= TASK REQUIREMENTS =
Copy the lines that follow, keeping every character the same.
## BEGIN INFORMATION PROVIDED
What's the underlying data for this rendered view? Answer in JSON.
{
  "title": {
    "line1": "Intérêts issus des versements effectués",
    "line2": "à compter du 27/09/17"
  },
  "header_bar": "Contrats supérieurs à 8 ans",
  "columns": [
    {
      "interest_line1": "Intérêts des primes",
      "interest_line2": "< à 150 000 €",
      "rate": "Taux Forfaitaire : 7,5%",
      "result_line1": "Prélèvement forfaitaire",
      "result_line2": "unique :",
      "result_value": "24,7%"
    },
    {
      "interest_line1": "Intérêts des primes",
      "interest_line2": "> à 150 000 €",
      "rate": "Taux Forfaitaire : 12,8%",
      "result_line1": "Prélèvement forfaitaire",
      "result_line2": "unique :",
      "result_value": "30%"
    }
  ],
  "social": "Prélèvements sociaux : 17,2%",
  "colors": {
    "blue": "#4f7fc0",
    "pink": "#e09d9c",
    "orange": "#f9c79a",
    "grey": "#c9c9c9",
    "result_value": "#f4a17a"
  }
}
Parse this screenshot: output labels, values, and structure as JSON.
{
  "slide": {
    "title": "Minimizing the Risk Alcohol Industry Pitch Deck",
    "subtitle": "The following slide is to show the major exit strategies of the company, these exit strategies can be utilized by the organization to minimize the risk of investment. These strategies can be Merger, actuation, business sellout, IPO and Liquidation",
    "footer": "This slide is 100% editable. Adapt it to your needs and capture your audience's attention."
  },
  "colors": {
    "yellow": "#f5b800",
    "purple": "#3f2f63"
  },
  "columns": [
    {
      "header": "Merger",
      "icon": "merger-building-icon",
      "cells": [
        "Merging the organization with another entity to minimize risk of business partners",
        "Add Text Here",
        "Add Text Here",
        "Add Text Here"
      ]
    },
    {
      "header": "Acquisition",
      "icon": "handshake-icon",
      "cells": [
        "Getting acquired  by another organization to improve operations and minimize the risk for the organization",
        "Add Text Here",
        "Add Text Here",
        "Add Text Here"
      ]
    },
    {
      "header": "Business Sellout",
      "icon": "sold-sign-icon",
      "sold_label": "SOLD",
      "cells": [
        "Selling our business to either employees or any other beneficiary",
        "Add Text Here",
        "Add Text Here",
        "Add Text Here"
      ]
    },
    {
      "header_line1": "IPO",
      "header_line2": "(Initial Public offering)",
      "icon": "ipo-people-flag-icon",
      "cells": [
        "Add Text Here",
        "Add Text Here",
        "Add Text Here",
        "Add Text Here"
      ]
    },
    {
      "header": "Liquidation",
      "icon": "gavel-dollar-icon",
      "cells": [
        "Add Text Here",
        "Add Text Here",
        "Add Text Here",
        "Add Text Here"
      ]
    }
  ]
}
## END INFORMATION PROVIDED
= RESULT OF THIS TASK =
What's the underlying data for this rendered view? Answer in JSON.
{
  "title": {
    "line1": "Intérêts issus des versements effectués",
    "line2": "à compter du 27/09/17"
  },
  "header_bar": "Contrats supérieurs à 8 ans",
  "columns": [
    {
      "interest_line1": "Intérêts des primes",
      "interest_line2": "< à 150 000 €",
      "rate": "Taux Forfaitaire : 7,5%",
      "result_line1": "Prélèvement forfaitaire",
      "result_line2": "unique :",
      "result_value": "24,7%"
    },
    {
      "interest_line1": "Intérêts des primes",
      "interest_line2": "> à 150 000 €",
      "rate": "Taux Forfaitaire : 12,8%",
      "result_line1": "Prélèvement forfaitaire",
      "result_line2": "unique :",
      "result_value": "30%"
    }
  ],
  "social": "Prélèvements sociaux : 17,2%",
  "colors": {
    "blue": "#4f7fc0",
    "pink": "#e09d9c",
    "orange": "#f9c79a",
    "grey": "#c9c9c9",
    "result_value": "#f4a17a"
  }
}
Parse this screenshot: output labels, values, and structure as JSON.
{
  "slide": {
    "title": "Minimizing the Risk Alcohol Industry Pitch Deck",
    "subtitle": "The following slide is to show the major exit strategies of the company, these exit strategies can be utilized by the organization to minimize the risk of investment. These strategies can be Merger, actuation, business sellout, IPO and Liquidation",
    "footer": "This slide is 100% editable. Adapt it to your needs and capture your audience's attention."
  },
  "colors": {
    "yellow": "#f5b800",
    "purple": "#3f2f63"
  },
  "columns": [
    {
      "header": "Merger",
      "icon": "merger-building-icon",
      "cells": [
        "Merging the organization with another entity to minimize risk of business partners",
        "Add Text Here",
        "Add Text Here",
        "Add Text Here"
      ]
    },
    {
      "header": "Acquisition",
      "icon": "handshake-icon",
      "cells": [
        "Getting acquired  by another organization to improve operations and minimize the risk for the organization",
        "Add Text Here",
        "Add Text Here",
        "Add Text Here"
      ]
    },
    {
      "header": "Business Sellout",
      "icon": "sold-sign-icon",
      "sold_label": "SOLD",
      "cells": [
        "Selling our business to either employees or any other beneficiary",
        "Add Text Here",
        "Add Text Here",
        "Add Text Here"
      ]
    },
    {
      "header_line1": "IPO",
      "header_line2": "(Initial Public offering)",
      "icon": "ipo-people-flag-icon",
      "cells": [
        "Add Text Here",
        "Add Text Here",
        "Add Text Here",
        "Add Text Here"
      ]
    },
    {
      "header": "Liquidation",
      "icon": "gavel-dollar-icon",
      "cells": [
        "Add Text Here",
        "Add Text Here",
        "Add Text Here",
        "Add Text Here"
      ]
    }
  ]
}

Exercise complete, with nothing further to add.